What the task requires | Below is a block of records; reproduce all of them exactly and leave out any pictures.

* start Provided data *

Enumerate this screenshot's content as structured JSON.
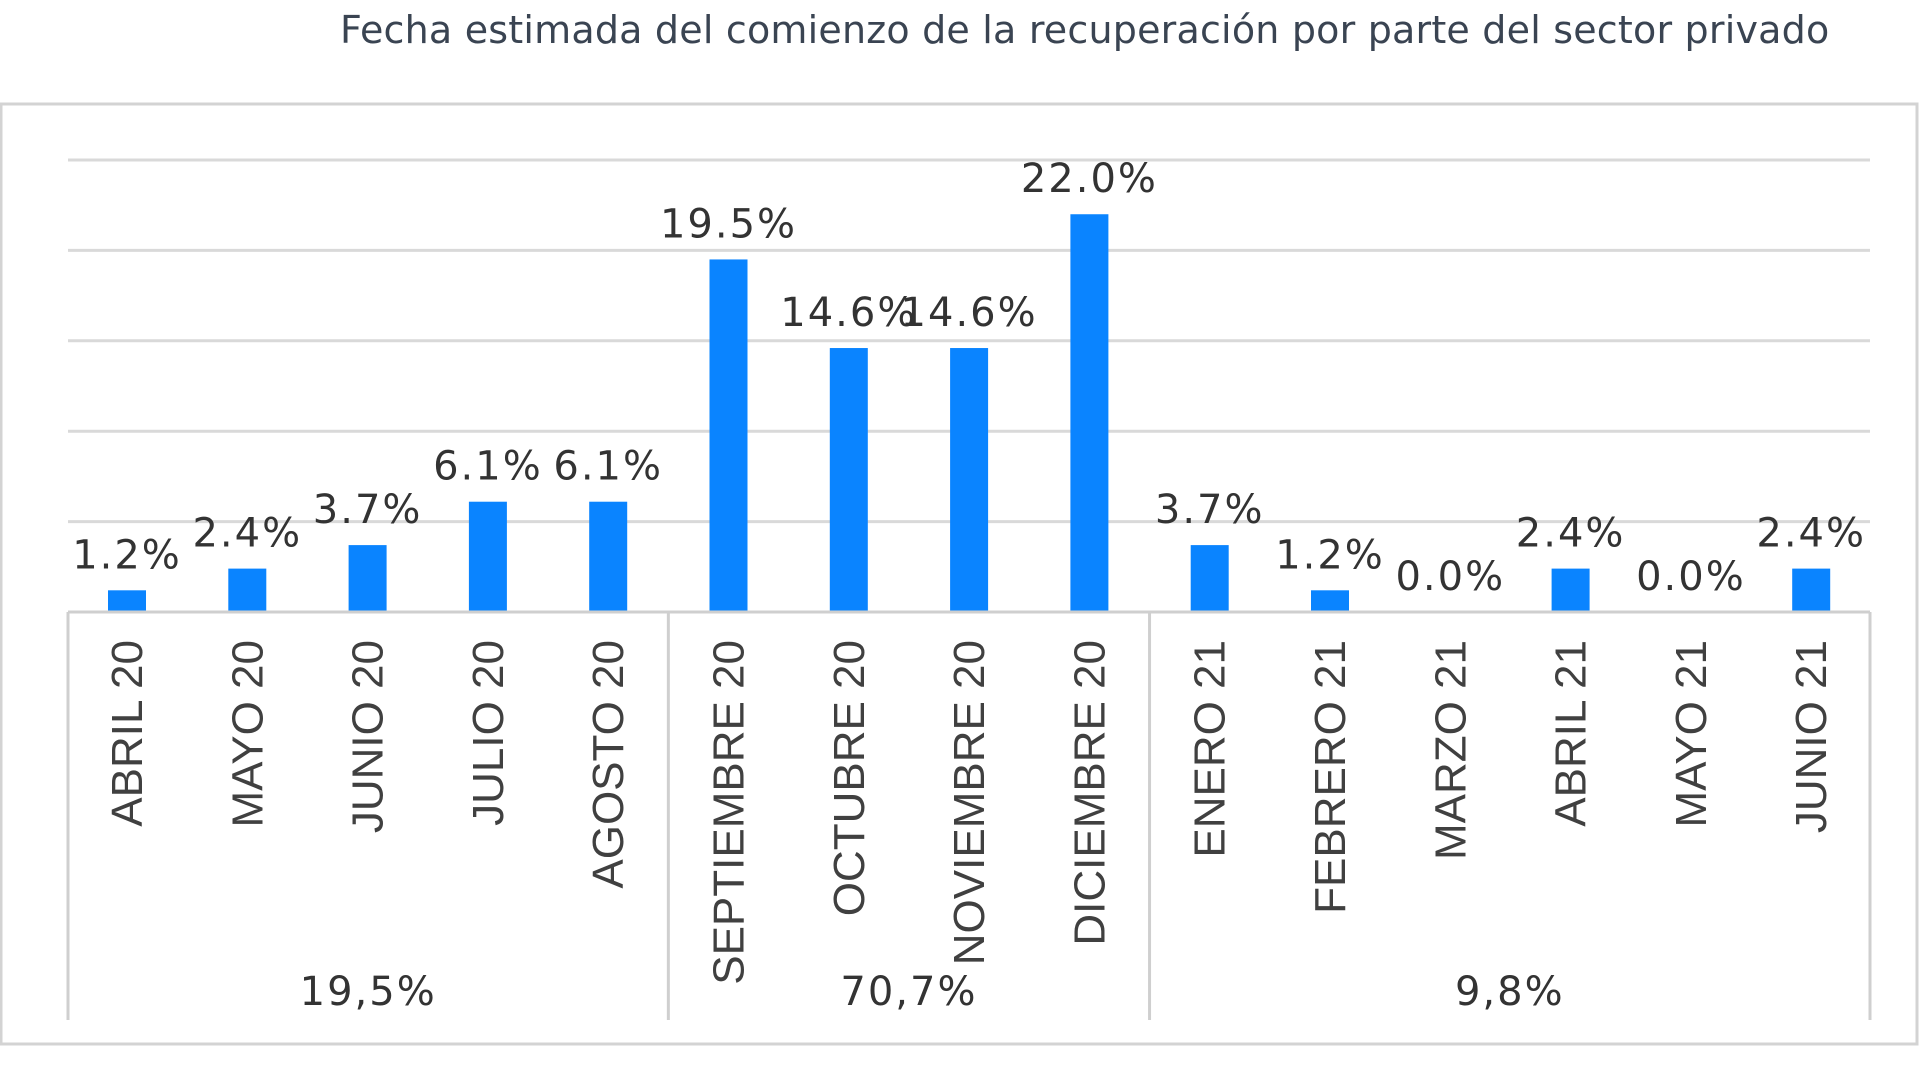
{
  "chart_data": {
    "type": "bar",
    "title": "Fecha estimada del comienzo de la recuperación por parte del sector privado",
    "categories": [
      "ABRIL 20",
      "MAYO 20",
      "JUNIO 20",
      "JULIO 20",
      "AGOSTO 20",
      "SEPTIEMBRE 20",
      "OCTUBRE 20",
      "NOVIEMBRE 20",
      "DICIEMBRE 20",
      "ENERO 21",
      "FEBRERO 21",
      "MARZO 21",
      "ABRIL 21",
      "MAYO 21",
      "JUNIO 21"
    ],
    "values": [
      1.2,
      2.4,
      3.7,
      6.1,
      6.1,
      19.5,
      14.6,
      14.6,
      22.0,
      3.7,
      1.2,
      0.0,
      2.4,
      0.0,
      2.4
    ],
    "value_labels": [
      "1.2%",
      "2.4%",
      "3.7%",
      "6.1%",
      "6.1%",
      "19.5%",
      "14.6%",
      "14.6%",
      "22.0%",
      "3.7%",
      "1.2%",
      "0.0%",
      "2.4%",
      "0.0%",
      "2.4%"
    ],
    "groups": [
      {
        "label": "19,5%",
        "start": 0,
        "end": 4
      },
      {
        "label": "70,7%",
        "start": 5,
        "end": 8
      },
      {
        "label": "9,8%",
        "start": 9,
        "end": 14
      }
    ],
    "ylim": [
      0,
      25
    ],
    "gridlines": [
      0,
      5,
      10,
      15,
      20,
      25
    ],
    "xlabel": "",
    "ylabel": "",
    "bar_color": "#0a84ff"
  }
}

* end Provided data *

The output |
Enumerate this screenshot's content as structured JSON.
{
  "chart_data": {
    "type": "bar",
    "title": "Fecha estimada del comienzo de la recuperación por parte del sector privado",
    "categories": [
      "ABRIL 20",
      "MAYO 20",
      "JUNIO 20",
      "JULIO 20",
      "AGOSTO 20",
      "SEPTIEMBRE 20",
      "OCTUBRE 20",
      "NOVIEMBRE 20",
      "DICIEMBRE 20",
      "ENERO 21",
      "FEBRERO 21",
      "MARZO 21",
      "ABRIL 21",
      "MAYO 21",
      "JUNIO 21"
    ],
    "values": [
      1.2,
      2.4,
      3.7,
      6.1,
      6.1,
      19.5,
      14.6,
      14.6,
      22.0,
      3.7,
      1.2,
      0.0,
      2.4,
      0.0,
      2.4
    ],
    "value_labels": [
      "1.2%",
      "2.4%",
      "3.7%",
      "6.1%",
      "6.1%",
      "19.5%",
      "14.6%",
      "14.6%",
      "22.0%",
      "3.7%",
      "1.2%",
      "0.0%",
      "2.4%",
      "0.0%",
      "2.4%"
    ],
    "groups": [
      {
        "label": "19,5%",
        "start": 0,
        "end": 4
      },
      {
        "label": "70,7%",
        "start": 5,
        "end": 8
      },
      {
        "label": "9,8%",
        "start": 9,
        "end": 14
      }
    ],
    "ylim": [
      0,
      25
    ],
    "gridlines": [
      0,
      5,
      10,
      15,
      20,
      25
    ],
    "xlabel": "",
    "ylabel": "",
    "bar_color": "#0a84ff"
  }
}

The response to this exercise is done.